Saved entries:
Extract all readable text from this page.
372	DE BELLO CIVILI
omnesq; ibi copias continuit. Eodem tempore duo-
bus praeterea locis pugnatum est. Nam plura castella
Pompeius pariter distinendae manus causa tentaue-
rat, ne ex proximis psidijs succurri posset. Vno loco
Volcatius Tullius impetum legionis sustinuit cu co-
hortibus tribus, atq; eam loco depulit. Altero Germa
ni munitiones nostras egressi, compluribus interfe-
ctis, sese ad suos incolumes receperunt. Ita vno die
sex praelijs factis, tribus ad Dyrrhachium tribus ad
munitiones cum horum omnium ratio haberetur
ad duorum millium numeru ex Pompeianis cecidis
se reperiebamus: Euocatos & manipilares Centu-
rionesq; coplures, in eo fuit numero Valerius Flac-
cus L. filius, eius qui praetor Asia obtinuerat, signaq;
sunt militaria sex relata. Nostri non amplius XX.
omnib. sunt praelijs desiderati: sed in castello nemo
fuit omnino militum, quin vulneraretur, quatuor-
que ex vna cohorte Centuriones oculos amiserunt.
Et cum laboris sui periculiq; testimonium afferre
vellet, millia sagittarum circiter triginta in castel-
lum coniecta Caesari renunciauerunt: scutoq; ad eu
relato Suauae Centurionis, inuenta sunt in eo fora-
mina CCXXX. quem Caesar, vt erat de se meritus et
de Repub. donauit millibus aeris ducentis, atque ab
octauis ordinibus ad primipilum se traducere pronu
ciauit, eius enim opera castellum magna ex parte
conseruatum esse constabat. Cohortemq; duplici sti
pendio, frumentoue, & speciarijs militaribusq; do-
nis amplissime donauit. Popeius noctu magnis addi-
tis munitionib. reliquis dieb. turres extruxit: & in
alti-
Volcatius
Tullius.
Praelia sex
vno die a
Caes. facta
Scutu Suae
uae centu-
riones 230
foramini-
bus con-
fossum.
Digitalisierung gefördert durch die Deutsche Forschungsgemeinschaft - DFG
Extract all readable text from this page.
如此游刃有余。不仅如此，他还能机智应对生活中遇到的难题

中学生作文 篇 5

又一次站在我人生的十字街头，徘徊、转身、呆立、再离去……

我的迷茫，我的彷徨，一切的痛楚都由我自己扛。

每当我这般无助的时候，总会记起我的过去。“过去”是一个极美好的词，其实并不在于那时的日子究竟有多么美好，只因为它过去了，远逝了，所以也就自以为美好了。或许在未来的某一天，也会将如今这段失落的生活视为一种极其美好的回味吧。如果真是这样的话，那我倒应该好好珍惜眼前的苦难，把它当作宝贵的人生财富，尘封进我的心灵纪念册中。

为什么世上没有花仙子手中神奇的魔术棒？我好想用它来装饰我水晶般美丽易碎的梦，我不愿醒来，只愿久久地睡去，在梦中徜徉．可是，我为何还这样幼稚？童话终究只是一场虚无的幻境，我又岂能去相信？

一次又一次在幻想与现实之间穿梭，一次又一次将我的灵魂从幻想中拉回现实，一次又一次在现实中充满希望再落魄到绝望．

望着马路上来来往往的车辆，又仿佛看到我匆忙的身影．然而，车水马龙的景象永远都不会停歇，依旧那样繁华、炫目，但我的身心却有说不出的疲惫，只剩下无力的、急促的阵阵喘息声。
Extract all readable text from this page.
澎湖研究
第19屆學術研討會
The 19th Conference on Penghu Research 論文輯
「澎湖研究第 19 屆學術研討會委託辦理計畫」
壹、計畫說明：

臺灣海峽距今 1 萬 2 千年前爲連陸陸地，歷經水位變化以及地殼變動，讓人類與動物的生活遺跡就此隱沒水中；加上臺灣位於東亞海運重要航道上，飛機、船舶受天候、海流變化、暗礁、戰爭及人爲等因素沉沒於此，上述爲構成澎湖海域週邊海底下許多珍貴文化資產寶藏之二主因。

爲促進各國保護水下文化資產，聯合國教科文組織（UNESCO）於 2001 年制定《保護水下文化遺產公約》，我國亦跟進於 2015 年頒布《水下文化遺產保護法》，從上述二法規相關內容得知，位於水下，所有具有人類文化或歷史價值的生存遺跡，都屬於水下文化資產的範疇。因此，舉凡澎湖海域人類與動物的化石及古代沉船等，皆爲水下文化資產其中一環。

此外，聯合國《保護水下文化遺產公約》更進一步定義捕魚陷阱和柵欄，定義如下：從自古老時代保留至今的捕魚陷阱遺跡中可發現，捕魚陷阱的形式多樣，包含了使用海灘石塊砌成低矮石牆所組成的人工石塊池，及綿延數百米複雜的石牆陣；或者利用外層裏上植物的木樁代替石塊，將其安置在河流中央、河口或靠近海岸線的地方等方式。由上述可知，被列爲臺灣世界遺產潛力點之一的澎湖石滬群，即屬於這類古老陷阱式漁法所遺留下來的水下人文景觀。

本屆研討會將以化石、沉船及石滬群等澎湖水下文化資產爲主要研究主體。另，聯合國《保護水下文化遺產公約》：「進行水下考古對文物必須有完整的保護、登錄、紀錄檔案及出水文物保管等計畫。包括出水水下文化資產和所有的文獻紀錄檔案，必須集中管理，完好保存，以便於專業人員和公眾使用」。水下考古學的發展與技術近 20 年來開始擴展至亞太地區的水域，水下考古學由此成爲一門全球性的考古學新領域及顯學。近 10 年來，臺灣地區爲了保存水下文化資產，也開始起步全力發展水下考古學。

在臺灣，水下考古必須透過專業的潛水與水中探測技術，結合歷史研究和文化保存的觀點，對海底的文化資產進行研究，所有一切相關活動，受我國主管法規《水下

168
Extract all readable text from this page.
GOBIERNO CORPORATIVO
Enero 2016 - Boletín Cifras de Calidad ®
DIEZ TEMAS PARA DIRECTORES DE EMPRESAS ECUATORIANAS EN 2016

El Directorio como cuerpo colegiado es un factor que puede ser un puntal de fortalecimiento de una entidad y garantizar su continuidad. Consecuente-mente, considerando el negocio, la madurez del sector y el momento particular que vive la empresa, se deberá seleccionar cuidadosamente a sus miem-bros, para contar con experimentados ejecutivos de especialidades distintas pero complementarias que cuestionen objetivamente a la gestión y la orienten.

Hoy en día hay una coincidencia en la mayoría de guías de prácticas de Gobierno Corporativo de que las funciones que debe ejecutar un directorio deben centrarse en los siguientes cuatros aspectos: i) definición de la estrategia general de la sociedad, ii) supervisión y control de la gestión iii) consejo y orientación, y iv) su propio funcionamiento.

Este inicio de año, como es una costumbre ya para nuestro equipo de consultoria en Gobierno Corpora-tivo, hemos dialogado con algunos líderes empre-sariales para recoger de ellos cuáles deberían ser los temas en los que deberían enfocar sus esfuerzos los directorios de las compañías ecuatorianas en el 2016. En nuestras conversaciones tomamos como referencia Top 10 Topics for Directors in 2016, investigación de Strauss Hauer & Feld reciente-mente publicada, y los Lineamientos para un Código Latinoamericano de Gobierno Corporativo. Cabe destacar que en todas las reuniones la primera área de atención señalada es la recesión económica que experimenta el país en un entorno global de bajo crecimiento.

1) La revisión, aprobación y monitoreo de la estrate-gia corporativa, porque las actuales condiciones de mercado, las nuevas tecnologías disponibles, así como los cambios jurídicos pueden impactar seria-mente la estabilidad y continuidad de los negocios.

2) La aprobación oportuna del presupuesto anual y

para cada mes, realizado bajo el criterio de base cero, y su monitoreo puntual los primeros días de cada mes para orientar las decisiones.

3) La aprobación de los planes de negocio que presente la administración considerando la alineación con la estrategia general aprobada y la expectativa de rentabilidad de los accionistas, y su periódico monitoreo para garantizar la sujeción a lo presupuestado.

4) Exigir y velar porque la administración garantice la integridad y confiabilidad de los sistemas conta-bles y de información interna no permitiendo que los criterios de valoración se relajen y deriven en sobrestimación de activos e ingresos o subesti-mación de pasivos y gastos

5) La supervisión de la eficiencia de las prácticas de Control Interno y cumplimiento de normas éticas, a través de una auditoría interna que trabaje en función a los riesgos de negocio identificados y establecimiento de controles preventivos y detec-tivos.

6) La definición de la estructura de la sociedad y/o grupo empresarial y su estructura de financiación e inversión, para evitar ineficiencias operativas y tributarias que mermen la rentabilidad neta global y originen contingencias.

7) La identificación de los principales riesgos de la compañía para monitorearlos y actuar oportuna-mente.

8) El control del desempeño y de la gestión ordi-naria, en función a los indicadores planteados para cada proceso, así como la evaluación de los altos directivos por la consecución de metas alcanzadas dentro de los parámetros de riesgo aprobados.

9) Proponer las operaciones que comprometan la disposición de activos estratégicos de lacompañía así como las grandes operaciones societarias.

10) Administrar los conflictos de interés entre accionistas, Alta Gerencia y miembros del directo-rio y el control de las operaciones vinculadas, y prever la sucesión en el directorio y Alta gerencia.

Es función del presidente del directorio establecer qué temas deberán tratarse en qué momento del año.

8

- Aim -
Using the listing above, locate the lines that hold "fuit" and copy each one.

- Task result -
rionesq; coplures, in eo fuit numero Valerius Flac-
fuit omnino militum, quin vulneraretur, quatuor-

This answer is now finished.